▶ [GOAL] The entries below need to be written out exactly, with no pictures included.
<<<<
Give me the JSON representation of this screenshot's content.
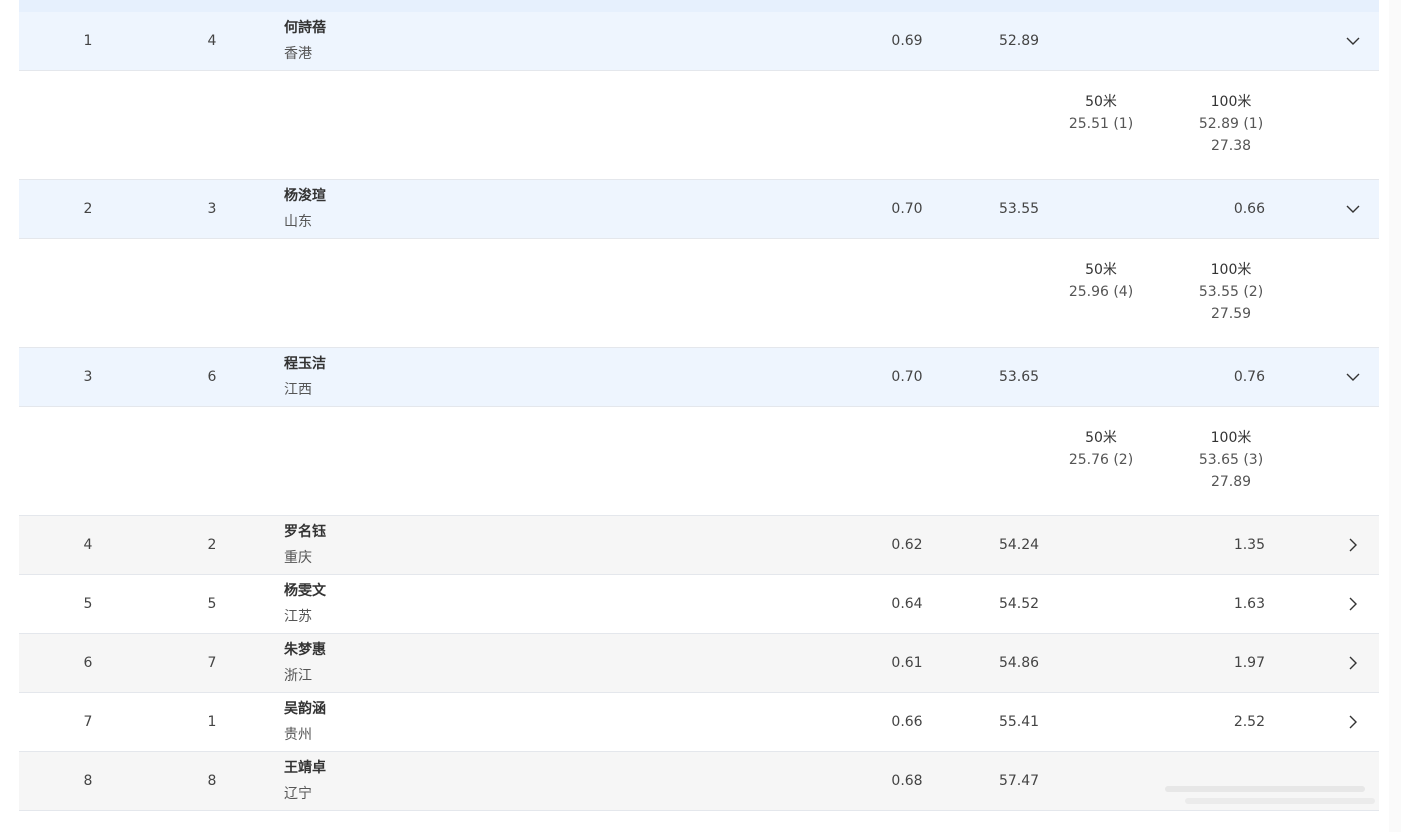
{
  "rows": [
    {
      "rank": "1",
      "lane": "4",
      "name": "何詩蓓",
      "team": "香港",
      "rt": "0.69",
      "time": "52.89",
      "behind": "",
      "state": "expanded",
      "has_toggle": true,
      "splits": [
        {
          "label": "50米",
          "lines": [
            "25.51 (1)"
          ]
        },
        {
          "label": "100米",
          "lines": [
            "52.89 (1)",
            "27.38"
          ]
        }
      ]
    },
    {
      "rank": "2",
      "lane": "3",
      "name": "杨浚瑄",
      "team": "山东",
      "rt": "0.70",
      "time": "53.55",
      "behind": "0.66",
      "state": "expanded",
      "has_toggle": true,
      "splits": [
        {
          "label": "50米",
          "lines": [
            "25.96 (4)"
          ]
        },
        {
          "label": "100米",
          "lines": [
            "53.55 (2)",
            "27.59"
          ]
        }
      ]
    },
    {
      "rank": "3",
      "lane": "6",
      "name": "程玉洁",
      "team": "江西",
      "rt": "0.70",
      "time": "53.65",
      "behind": "0.76",
      "state": "expanded",
      "has_toggle": true,
      "splits": [
        {
          "label": "50米",
          "lines": [
            "25.76 (2)"
          ]
        },
        {
          "label": "100米",
          "lines": [
            "53.65 (3)",
            "27.89"
          ]
        }
      ]
    },
    {
      "rank": "4",
      "lane": "2",
      "name": "罗名钰",
      "team": "重庆",
      "rt": "0.62",
      "time": "54.24",
      "behind": "1.35",
      "state": "collapsed",
      "has_toggle": true,
      "splits": []
    },
    {
      "rank": "5",
      "lane": "5",
      "name": "杨雯文",
      "team": "江苏",
      "rt": "0.64",
      "time": "54.52",
      "behind": "1.63",
      "state": "collapsed",
      "has_toggle": true,
      "splits": []
    },
    {
      "rank": "6",
      "lane": "7",
      "name": "朱梦惠",
      "team": "浙江",
      "rt": "0.61",
      "time": "54.86",
      "behind": "1.97",
      "state": "collapsed",
      "has_toggle": true,
      "splits": []
    },
    {
      "rank": "7",
      "lane": "1",
      "name": "吴韵涵",
      "team": "贵州",
      "rt": "0.66",
      "time": "55.41",
      "behind": "2.52",
      "state": "collapsed",
      "has_toggle": true,
      "splits": []
    },
    {
      "rank": "8",
      "lane": "8",
      "name": "王靖卓",
      "team": "辽宁",
      "rt": "0.68",
      "time": "57.47",
      "behind": "",
      "state": "collapsed",
      "has_toggle": false,
      "splits": []
    }
  ],
  "icons": {
    "expanded": "chevron-down-icon",
    "collapsed": "chevron-right-icon"
  },
  "colors": {
    "expanded_bg": "#eef5fe",
    "alt_bg": "#f6f6f6",
    "border": "#e4e7ec",
    "text": "#444444"
  }
}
>>>>
▶ [OUTPUT OF THE EXERCISE]
Give me the JSON representation of this screenshot's content.
{
  "rows": [
    {
      "rank": "1",
      "lane": "4",
      "name": "何詩蓓",
      "team": "香港",
      "rt": "0.69",
      "time": "52.89",
      "behind": "",
      "state": "expanded",
      "has_toggle": true,
      "splits": [
        {
          "label": "50米",
          "lines": [
            "25.51 (1)"
          ]
        },
        {
          "label": "100米",
          "lines": [
            "52.89 (1)",
            "27.38"
          ]
        }
      ]
    },
    {
      "rank": "2",
      "lane": "3",
      "name": "杨浚瑄",
      "team": "山东",
      "rt": "0.70",
      "time": "53.55",
      "behind": "0.66",
      "state": "expanded",
      "has_toggle": true,
      "splits": [
        {
          "label": "50米",
          "lines": [
            "25.96 (4)"
          ]
        },
        {
          "label": "100米",
          "lines": [
            "53.55 (2)",
            "27.59"
          ]
        }
      ]
    },
    {
      "rank": "3",
      "lane": "6",
      "name": "程玉洁",
      "team": "江西",
      "rt": "0.70",
      "time": "53.65",
      "behind": "0.76",
      "state": "expanded",
      "has_toggle": true,
      "splits": [
        {
          "label": "50米",
          "lines": [
            "25.76 (2)"
          ]
        },
        {
          "label": "100米",
          "lines": [
            "53.65 (3)",
            "27.89"
          ]
        }
      ]
    },
    {
      "rank": "4",
      "lane": "2",
      "name": "罗名钰",
      "team": "重庆",
      "rt": "0.62",
      "time": "54.24",
      "behind": "1.35",
      "state": "collapsed",
      "has_toggle": true,
      "splits": []
    },
    {
      "rank": "5",
      "lane": "5",
      "name": "杨雯文",
      "team": "江苏",
      "rt": "0.64",
      "time": "54.52",
      "behind": "1.63",
      "state": "collapsed",
      "has_toggle": true,
      "splits": []
    },
    {
      "rank": "6",
      "lane": "7",
      "name": "朱梦惠",
      "team": "浙江",
      "rt": "0.61",
      "time": "54.86",
      "behind": "1.97",
      "state": "collapsed",
      "has_toggle": true,
      "splits": []
    },
    {
      "rank": "7",
      "lane": "1",
      "name": "吴韵涵",
      "team": "贵州",
      "rt": "0.66",
      "time": "55.41",
      "behind": "2.52",
      "state": "collapsed",
      "has_toggle": true,
      "splits": []
    },
    {
      "rank": "8",
      "lane": "8",
      "name": "王靖卓",
      "team": "辽宁",
      "rt": "0.68",
      "time": "57.47",
      "behind": "",
      "state": "collapsed",
      "has_toggle": false,
      "splits": []
    }
  ],
  "icons": {
    "expanded": "chevron-down-icon",
    "collapsed": "chevron-right-icon"
  },
  "colors": {
    "expanded_bg": "#eef5fe",
    "alt_bg": "#f6f6f6",
    "border": "#e4e7ec",
    "text": "#444444"
  }
}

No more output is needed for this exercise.